▶ **Reading text**:
(begin)
There is a Bradburian quality to the DirecTV-Viacom standoff
that has left twenty percent of the pay-television public without
MTV, Comedy Central, BET, and Nickelodeon.
In the late Ray Bradbury’s “Almost the End of the World,” two
miners emerge from the underneath to find the world above to be
without television. They gaze upon “the soft snow falling down and
that humming screen in an eternal winter” in the local barbershop.
Instead of watching, people bowl, play bandstand concerts, eat
homemade ice cream, and socialize at keg parties. They literally
(and metaphorically) paint the town. The 1957 short story
ironically dubs life without television the Great Oblivion.
“DirecTV-Viacom Dispute Turns into Blackout Reality,” reads a
New York Times
headline. Like the sunspots that whited-out television
transmission in “Almost the End of the World,” today’s real-life
Great Oblivion shows that we didn’t know what we weren’t
missing.
This isn’t the reaction that DirecTV and Viacom desire or
expect. The ostensible adversaries want you to want your MTV — to
paraphrase a marketing slogan from cable’s golden age. But after
Snooki, Big Ang, The Situation, and Kurt Angle leave your living
room, you don’t clamor for them to come back. In fact, viewers
might now venture out of the living room and become doers.
(end)
▶ **Set tasks**:
1: Repeat the rows of the data block, from the first row through the row that contains "suggestion-item[interactable]: Before/after product", keeping each row unchanged and including both ends.
2: Continue the essay on the DirecTV-Viacom blackout from the point where it stops.

A block of data
(begin)
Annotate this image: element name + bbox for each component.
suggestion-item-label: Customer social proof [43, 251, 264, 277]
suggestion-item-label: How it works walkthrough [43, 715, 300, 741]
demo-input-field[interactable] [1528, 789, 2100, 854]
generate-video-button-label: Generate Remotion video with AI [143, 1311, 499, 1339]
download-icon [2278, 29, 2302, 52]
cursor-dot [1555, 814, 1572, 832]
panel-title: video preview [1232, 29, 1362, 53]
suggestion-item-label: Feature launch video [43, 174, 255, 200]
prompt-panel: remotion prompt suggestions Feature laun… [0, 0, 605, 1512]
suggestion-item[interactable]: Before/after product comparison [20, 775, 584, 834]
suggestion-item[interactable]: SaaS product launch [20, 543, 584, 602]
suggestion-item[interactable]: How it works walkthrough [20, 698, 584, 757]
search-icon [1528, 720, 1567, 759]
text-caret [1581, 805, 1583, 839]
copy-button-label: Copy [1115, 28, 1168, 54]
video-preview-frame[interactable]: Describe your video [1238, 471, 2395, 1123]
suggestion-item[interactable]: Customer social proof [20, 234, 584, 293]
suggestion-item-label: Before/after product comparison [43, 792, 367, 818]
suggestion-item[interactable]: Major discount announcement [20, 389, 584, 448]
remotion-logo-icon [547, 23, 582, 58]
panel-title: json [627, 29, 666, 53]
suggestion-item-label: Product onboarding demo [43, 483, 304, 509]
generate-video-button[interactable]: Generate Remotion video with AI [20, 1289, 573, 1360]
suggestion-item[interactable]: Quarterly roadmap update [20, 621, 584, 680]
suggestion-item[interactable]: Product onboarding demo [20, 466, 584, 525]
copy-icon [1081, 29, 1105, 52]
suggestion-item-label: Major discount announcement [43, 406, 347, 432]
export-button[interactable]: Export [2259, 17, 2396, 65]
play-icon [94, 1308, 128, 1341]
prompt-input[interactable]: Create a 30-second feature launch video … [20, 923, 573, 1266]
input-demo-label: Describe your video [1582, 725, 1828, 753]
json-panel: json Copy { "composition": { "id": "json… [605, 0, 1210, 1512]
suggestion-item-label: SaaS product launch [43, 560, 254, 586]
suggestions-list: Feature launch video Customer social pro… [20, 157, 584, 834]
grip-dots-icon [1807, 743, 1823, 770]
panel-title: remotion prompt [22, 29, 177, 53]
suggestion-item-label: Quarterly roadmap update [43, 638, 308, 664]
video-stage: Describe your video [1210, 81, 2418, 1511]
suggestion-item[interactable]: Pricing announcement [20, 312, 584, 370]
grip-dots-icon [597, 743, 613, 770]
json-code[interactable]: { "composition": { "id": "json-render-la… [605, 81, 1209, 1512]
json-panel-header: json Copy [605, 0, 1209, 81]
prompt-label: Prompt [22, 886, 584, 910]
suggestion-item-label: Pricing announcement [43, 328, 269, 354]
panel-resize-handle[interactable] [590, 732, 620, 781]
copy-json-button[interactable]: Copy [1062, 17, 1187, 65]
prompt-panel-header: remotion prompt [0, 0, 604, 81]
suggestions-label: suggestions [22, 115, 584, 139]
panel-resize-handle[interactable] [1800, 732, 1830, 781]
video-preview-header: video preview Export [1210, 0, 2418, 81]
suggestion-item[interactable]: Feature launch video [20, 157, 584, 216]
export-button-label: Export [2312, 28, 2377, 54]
(end)
▶ **Task-by-task results**:
1:
Annotate this image: element name + bbox for each component.
suggestion-item-label: Customer social proof [43, 251, 264, 277]
suggestion-item-label: How it works walkthrough [43, 715, 300, 741]
demo-input-field[interactable] [1528, 789, 2100, 854]
generate-video-button-label: Generate Remotion video with AI [143, 1311, 499, 1339]
download-icon [2278, 29, 2302, 52]
cursor-dot [1555, 814, 1572, 832]
panel-title: video preview [1232, 29, 1362, 53]
suggestion-item-label: Feature launch video [43, 174, 255, 200]
prompt-panel: remotion prompt suggestions Feature laun… [0, 0, 605, 1512]
suggestion-item[interactable]: Before/after product comparison [20, 775, 584, 834]

2:
When watchers attempt to click on any of the missing Viacom
channels, DirecTV directs TV watchers to E!, Style, Bravo, and a
host of other options that might have filled the void — if they
weren’t so empty in substance, too. Viacom’s idea of winning the
public over is an advertisement featuring the angry and obnoxious
star of Mob Wives lamenting the injustice of DirecTV
keeping her off the air.
Doing their best impersonation of African-orphan pitchwoman
Sally Struthers, Viacom argues that their desired hike amounts to
just a few pennies a day per subscriber. But Viacom collected $15
billion last year. All they want is another measly $1 billion from
DirecTV.
DirecTV, collecting $27 billion in revenues last year, is no
fly-encircled swollen-bellied charity case, either. DirecTV
counterpropaganda blames Viacom for undermining them by offering
their programs for free on the net, calling for higher fees amidst
lower ratings, and ultimately pulling their networks from the
satellite service.
Both corporations hope the denial of channels will cause the
other side to wilt through a denial of income. But an unforeseen
outcome is that viewers might find the glut of disposable
programming — built for interludes of click-and-go watching and
endless repeats — utterly disposable. Sometimes you don’t realize
how much you don’t need something until it’s taken away.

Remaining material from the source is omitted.